Leave out the pictures and copy each record below exactly.
········
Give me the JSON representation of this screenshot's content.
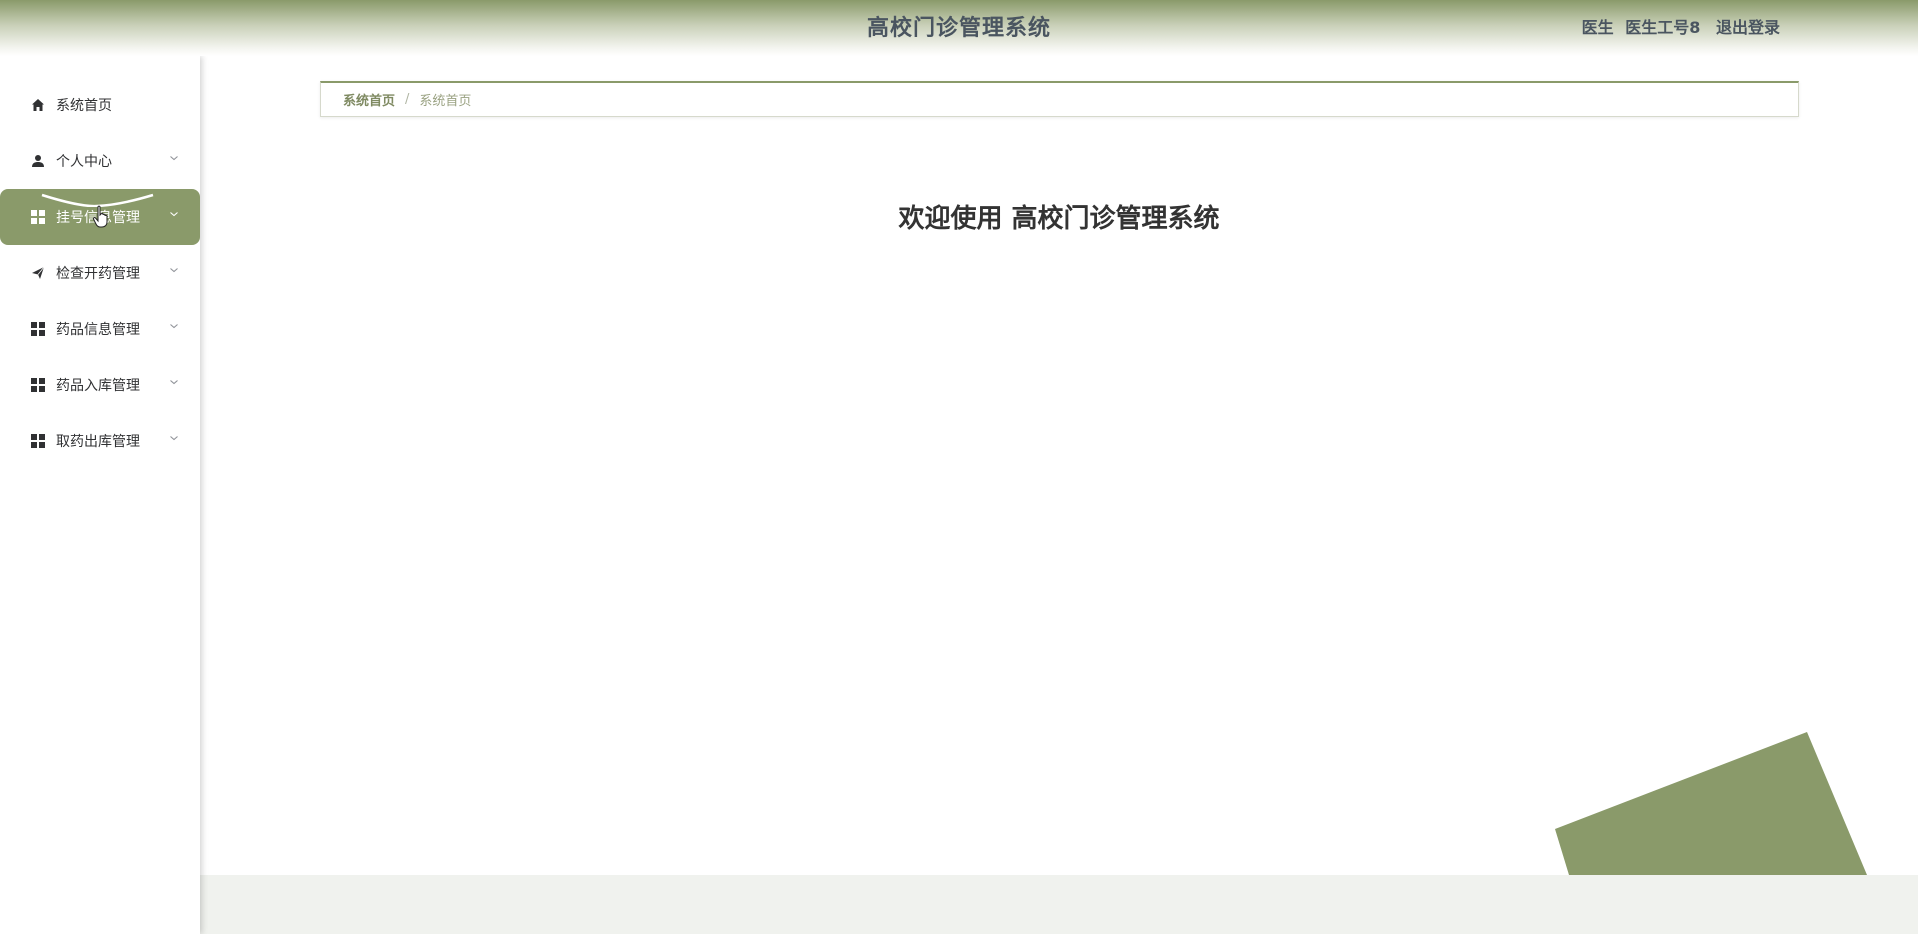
{
  "header": {
    "title": "高校门诊管理系统",
    "role": "医生",
    "username": "医生工号8",
    "logout_label": "退出登录"
  },
  "sidebar": {
    "items": [
      {
        "label": "系统首页",
        "icon": "home-icon"
      },
      {
        "label": "个人中心",
        "icon": "user-icon"
      },
      {
        "label": "挂号信息管理",
        "icon": "grid-icon",
        "active": true
      },
      {
        "label": "检查开药管理",
        "icon": "send-icon"
      },
      {
        "label": "药品信息管理",
        "icon": "grid-icon"
      },
      {
        "label": "药品入库管理",
        "icon": "grid-icon"
      },
      {
        "label": "取药出库管理",
        "icon": "grid-icon"
      }
    ]
  },
  "breadcrumb": {
    "first": "系统首页",
    "separator": "/",
    "current": "系统首页"
  },
  "main": {
    "welcome": "欢迎使用 高校门诊管理系统"
  },
  "colors": {
    "accent": "#8a9a6a",
    "footer_band": "#f0f2ee"
  }
}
········
→ RESPONSE TO THE TASK
Give me the JSON representation of this screenshot's content.
{
  "header": {
    "title": "高校门诊管理系统",
    "role": "医生",
    "username": "医生工号8",
    "logout_label": "退出登录"
  },
  "sidebar": {
    "items": [
      {
        "label": "系统首页",
        "icon": "home-icon"
      },
      {
        "label": "个人中心",
        "icon": "user-icon"
      },
      {
        "label": "挂号信息管理",
        "icon": "grid-icon",
        "active": true
      },
      {
        "label": "检查开药管理",
        "icon": "send-icon"
      },
      {
        "label": "药品信息管理",
        "icon": "grid-icon"
      },
      {
        "label": "药品入库管理",
        "icon": "grid-icon"
      },
      {
        "label": "取药出库管理",
        "icon": "grid-icon"
      }
    ]
  },
  "breadcrumb": {
    "first": "系统首页",
    "separator": "/",
    "current": "系统首页"
  },
  "main": {
    "welcome": "欢迎使用 高校门诊管理系统"
  },
  "colors": {
    "accent": "#8a9a6a",
    "footer_band": "#f0f2ee"
  }
}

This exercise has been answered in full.